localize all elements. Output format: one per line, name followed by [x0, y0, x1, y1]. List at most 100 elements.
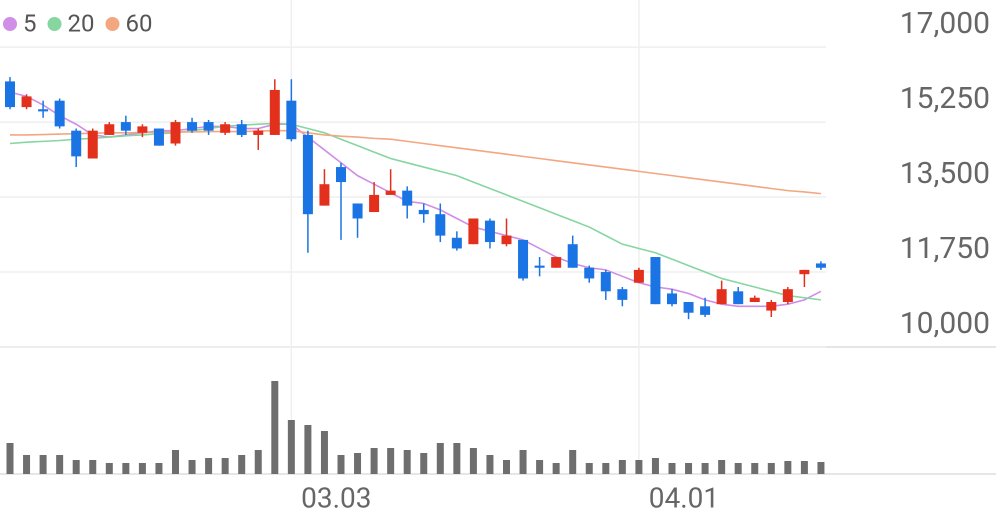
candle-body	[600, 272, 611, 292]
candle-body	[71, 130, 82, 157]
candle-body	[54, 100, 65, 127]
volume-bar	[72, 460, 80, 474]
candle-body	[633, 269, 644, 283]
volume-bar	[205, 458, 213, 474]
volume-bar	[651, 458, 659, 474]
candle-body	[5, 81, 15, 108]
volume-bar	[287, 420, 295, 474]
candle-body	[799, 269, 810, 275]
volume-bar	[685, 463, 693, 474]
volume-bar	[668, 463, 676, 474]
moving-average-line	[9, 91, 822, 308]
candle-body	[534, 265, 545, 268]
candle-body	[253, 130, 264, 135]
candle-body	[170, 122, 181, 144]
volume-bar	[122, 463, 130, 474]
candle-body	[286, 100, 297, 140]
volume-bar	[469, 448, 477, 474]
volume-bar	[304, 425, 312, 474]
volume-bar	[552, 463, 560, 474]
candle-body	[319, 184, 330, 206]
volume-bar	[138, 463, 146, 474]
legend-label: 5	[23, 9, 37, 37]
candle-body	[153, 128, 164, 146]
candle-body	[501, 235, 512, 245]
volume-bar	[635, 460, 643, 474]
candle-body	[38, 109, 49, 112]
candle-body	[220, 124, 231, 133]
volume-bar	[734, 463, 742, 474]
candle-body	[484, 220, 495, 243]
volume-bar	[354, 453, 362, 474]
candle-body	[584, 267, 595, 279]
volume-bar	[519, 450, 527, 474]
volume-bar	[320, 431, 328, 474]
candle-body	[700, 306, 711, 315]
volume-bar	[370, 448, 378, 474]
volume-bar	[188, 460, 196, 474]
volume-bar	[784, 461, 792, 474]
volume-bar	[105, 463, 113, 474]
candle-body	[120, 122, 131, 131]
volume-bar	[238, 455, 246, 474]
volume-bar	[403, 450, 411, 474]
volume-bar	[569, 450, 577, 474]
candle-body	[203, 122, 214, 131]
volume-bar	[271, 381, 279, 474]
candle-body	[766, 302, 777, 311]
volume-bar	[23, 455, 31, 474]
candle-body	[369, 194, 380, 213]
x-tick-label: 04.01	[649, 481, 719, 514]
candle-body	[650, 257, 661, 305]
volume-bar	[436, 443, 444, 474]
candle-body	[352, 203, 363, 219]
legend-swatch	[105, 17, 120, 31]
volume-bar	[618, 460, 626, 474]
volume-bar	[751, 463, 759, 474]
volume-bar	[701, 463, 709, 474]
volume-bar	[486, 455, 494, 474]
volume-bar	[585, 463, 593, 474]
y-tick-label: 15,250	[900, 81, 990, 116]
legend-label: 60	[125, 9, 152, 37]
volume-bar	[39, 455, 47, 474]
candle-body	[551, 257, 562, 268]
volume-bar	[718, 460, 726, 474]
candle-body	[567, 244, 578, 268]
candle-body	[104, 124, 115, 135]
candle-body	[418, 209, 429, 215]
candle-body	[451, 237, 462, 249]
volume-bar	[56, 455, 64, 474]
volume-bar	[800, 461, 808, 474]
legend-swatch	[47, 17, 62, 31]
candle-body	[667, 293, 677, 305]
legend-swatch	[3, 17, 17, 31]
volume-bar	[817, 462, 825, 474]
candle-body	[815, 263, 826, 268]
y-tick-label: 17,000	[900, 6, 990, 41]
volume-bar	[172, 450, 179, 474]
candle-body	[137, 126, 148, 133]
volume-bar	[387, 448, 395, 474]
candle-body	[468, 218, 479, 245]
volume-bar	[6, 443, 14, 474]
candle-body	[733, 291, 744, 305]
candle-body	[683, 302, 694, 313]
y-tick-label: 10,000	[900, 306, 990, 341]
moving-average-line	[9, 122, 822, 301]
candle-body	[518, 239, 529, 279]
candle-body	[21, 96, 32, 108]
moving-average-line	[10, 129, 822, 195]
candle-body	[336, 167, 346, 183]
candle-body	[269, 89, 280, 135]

#### Problem to work on:
Gather each line of the data above that contains the string "moving", copying it as it appears.

#### Solution to this problem:
moving-average-line	[9, 91, 822, 308]
moving-average-line	[9, 122, 822, 301]
moving-average-line	[10, 129, 822, 195]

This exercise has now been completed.